■ **Work to be completed**
Repeat exactly, and only, the lines from the one holding "What's the underlying" through the last line of the records below.

>> start Records shown

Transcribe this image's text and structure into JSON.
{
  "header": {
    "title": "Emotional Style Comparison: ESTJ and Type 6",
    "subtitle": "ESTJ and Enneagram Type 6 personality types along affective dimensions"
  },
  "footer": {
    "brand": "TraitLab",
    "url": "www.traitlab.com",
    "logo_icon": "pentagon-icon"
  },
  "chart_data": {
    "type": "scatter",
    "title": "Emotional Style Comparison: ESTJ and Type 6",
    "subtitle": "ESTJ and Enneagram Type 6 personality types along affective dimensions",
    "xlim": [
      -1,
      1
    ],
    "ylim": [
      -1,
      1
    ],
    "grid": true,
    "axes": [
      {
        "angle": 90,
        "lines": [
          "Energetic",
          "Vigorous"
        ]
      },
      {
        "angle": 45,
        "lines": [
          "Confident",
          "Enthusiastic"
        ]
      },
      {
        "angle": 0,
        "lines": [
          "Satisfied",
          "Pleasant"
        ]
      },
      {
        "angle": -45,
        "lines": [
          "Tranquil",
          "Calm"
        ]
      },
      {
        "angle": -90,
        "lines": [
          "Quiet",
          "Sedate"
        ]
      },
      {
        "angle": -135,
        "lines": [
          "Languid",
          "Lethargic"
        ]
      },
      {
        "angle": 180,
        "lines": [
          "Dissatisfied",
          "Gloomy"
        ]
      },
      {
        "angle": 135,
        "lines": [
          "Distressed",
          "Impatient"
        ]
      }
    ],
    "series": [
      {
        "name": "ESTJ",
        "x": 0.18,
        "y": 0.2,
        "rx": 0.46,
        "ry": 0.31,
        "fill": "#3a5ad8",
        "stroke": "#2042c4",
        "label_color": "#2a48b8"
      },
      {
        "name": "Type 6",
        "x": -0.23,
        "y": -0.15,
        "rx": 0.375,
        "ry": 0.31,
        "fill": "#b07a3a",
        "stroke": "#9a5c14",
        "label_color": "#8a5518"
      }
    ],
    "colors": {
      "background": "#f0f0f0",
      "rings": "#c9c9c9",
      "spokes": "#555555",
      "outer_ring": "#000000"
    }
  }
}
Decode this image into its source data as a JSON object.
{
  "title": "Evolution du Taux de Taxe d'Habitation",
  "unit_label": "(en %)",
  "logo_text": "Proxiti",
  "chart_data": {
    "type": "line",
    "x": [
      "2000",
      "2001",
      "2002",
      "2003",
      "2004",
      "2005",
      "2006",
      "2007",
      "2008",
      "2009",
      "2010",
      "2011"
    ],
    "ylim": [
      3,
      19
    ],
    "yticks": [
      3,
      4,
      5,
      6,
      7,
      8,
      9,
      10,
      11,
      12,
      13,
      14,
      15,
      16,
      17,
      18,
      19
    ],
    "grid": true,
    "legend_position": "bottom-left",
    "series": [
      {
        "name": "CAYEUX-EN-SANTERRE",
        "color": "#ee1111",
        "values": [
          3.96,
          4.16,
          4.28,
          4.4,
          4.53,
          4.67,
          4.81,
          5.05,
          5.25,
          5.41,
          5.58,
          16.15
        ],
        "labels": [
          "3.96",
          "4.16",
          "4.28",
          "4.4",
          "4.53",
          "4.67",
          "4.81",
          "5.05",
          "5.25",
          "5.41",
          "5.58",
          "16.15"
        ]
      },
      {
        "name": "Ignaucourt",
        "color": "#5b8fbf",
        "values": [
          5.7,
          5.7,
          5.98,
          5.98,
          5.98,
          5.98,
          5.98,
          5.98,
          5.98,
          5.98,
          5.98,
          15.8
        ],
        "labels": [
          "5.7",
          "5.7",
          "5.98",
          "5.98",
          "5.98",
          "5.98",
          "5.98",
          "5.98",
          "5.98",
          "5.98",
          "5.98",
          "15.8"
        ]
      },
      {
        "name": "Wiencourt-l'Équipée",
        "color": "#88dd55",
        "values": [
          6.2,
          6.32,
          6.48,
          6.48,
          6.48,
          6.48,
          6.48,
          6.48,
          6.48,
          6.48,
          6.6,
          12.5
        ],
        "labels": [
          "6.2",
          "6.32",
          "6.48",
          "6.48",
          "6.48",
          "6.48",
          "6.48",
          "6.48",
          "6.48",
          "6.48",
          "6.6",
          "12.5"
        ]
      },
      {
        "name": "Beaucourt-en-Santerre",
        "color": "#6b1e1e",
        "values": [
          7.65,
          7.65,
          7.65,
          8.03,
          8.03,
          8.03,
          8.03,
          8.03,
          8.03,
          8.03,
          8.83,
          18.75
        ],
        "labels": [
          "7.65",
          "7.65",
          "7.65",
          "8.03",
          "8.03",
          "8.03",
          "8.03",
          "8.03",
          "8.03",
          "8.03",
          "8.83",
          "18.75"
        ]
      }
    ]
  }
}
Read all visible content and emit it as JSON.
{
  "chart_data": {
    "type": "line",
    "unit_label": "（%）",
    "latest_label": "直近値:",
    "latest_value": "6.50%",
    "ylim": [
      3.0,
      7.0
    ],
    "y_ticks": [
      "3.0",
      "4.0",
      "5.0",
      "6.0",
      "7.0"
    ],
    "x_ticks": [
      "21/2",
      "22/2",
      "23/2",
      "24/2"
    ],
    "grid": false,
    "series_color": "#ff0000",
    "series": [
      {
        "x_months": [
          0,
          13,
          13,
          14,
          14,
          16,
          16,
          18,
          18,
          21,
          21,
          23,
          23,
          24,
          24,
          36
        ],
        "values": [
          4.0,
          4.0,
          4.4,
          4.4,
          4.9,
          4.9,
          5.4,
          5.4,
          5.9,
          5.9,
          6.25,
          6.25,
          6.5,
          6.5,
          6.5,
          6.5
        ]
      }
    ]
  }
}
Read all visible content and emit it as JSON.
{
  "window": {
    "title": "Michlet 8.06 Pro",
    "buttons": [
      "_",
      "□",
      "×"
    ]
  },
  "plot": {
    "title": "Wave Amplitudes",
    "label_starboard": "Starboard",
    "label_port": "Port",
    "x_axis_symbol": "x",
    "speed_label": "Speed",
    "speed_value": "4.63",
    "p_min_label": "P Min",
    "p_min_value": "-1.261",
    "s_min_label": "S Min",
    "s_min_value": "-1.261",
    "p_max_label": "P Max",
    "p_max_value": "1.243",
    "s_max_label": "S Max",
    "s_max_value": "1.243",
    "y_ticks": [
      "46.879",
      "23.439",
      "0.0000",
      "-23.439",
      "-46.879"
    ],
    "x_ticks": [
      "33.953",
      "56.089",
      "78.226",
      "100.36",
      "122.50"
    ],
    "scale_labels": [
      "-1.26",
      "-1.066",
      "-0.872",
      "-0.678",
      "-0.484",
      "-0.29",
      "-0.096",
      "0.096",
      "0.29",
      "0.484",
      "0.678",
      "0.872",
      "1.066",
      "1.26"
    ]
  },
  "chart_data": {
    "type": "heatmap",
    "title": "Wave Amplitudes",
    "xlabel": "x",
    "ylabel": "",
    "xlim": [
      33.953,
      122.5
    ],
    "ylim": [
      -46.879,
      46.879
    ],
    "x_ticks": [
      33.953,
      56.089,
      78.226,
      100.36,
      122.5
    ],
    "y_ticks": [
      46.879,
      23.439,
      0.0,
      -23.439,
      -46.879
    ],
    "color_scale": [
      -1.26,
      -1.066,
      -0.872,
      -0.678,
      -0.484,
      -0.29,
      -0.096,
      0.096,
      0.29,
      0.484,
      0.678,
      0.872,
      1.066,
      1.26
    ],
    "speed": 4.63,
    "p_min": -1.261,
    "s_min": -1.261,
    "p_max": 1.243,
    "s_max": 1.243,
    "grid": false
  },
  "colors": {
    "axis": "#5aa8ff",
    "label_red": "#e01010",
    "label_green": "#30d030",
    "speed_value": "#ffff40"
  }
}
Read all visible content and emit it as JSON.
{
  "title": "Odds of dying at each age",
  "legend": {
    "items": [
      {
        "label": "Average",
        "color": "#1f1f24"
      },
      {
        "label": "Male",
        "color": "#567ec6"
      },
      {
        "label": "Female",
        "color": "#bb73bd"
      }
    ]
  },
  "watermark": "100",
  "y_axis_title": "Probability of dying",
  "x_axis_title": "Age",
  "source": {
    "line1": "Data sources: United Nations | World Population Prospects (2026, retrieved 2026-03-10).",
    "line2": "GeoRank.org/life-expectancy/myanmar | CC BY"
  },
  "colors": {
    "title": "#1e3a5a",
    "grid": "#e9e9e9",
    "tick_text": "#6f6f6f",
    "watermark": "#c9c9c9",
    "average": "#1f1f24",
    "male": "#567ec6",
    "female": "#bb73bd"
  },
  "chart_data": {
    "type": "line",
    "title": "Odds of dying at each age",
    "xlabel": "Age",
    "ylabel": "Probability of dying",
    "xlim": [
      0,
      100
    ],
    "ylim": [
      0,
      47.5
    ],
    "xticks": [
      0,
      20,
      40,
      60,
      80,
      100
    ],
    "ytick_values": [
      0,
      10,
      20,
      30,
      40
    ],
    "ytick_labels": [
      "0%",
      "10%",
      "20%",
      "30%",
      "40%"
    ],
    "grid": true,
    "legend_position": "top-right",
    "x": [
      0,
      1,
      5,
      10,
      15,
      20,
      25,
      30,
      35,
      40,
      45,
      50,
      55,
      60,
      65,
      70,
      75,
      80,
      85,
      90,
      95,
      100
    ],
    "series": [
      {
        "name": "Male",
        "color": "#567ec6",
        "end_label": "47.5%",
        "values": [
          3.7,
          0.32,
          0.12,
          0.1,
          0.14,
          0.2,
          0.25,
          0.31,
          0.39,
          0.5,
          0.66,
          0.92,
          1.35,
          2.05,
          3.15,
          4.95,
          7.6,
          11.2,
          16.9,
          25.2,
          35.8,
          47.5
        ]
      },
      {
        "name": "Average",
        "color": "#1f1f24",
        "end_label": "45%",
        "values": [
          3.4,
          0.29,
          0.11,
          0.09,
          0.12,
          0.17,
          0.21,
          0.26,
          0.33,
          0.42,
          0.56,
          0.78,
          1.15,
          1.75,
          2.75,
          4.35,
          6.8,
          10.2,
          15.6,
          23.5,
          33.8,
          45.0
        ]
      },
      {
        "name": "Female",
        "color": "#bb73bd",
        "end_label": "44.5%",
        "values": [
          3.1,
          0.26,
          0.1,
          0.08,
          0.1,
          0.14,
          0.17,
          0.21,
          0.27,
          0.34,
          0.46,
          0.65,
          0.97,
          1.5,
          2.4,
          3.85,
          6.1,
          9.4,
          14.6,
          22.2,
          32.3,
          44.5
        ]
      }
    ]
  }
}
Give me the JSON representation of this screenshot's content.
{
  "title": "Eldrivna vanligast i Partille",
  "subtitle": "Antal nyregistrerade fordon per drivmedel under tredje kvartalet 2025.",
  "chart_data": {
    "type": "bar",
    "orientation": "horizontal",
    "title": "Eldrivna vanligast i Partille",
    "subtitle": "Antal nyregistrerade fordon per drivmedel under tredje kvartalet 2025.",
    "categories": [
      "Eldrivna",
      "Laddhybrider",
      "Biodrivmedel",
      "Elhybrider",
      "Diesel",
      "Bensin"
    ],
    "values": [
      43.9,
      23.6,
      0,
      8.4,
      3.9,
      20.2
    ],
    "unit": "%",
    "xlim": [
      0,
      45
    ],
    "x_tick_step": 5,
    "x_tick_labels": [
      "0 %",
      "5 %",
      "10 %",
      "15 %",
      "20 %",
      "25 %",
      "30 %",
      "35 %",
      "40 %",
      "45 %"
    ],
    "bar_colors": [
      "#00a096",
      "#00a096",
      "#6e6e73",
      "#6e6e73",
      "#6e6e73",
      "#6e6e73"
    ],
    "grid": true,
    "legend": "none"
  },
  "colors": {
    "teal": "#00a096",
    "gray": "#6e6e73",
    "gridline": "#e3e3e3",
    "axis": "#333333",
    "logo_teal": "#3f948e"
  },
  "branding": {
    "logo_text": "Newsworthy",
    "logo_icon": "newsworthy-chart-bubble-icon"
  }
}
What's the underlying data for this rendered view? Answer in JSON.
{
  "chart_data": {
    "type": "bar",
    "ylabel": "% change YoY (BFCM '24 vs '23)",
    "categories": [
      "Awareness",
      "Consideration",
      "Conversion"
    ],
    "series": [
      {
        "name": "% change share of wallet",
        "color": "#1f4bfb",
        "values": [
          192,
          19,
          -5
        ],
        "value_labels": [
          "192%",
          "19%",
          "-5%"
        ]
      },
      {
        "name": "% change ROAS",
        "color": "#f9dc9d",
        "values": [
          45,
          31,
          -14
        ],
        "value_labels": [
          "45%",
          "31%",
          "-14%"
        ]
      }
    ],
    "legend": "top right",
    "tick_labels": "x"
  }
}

>> end Records shown

■ **Full answer**
What's the underlying data for this rendered view? Answer in JSON.
{
  "chart_data": {
    "type": "bar",
    "ylabel": "% change YoY (BFCM '24 vs '23)",
    "categories": [
      "Awareness",
      "Consideration",
      "Conversion"
    ],
    "series": [
      {
        "name": "% change share of wallet",
        "color": "#1f4bfb",
        "values": [
          192,
          19,
          -5
        ],
        "value_labels": [
          "192%",
          "19%",
          "-5%"
        ]
      },
      {
        "name": "% change ROAS",
        "color": "#f9dc9d",
        "values": [
          45,
          31,
          -14
        ],
        "value_labels": [
          "45%",
          "31%",
          "-14%"
        ]
      }
    ],
    "legend": "top right",
    "tick_labels": "x"
  }
}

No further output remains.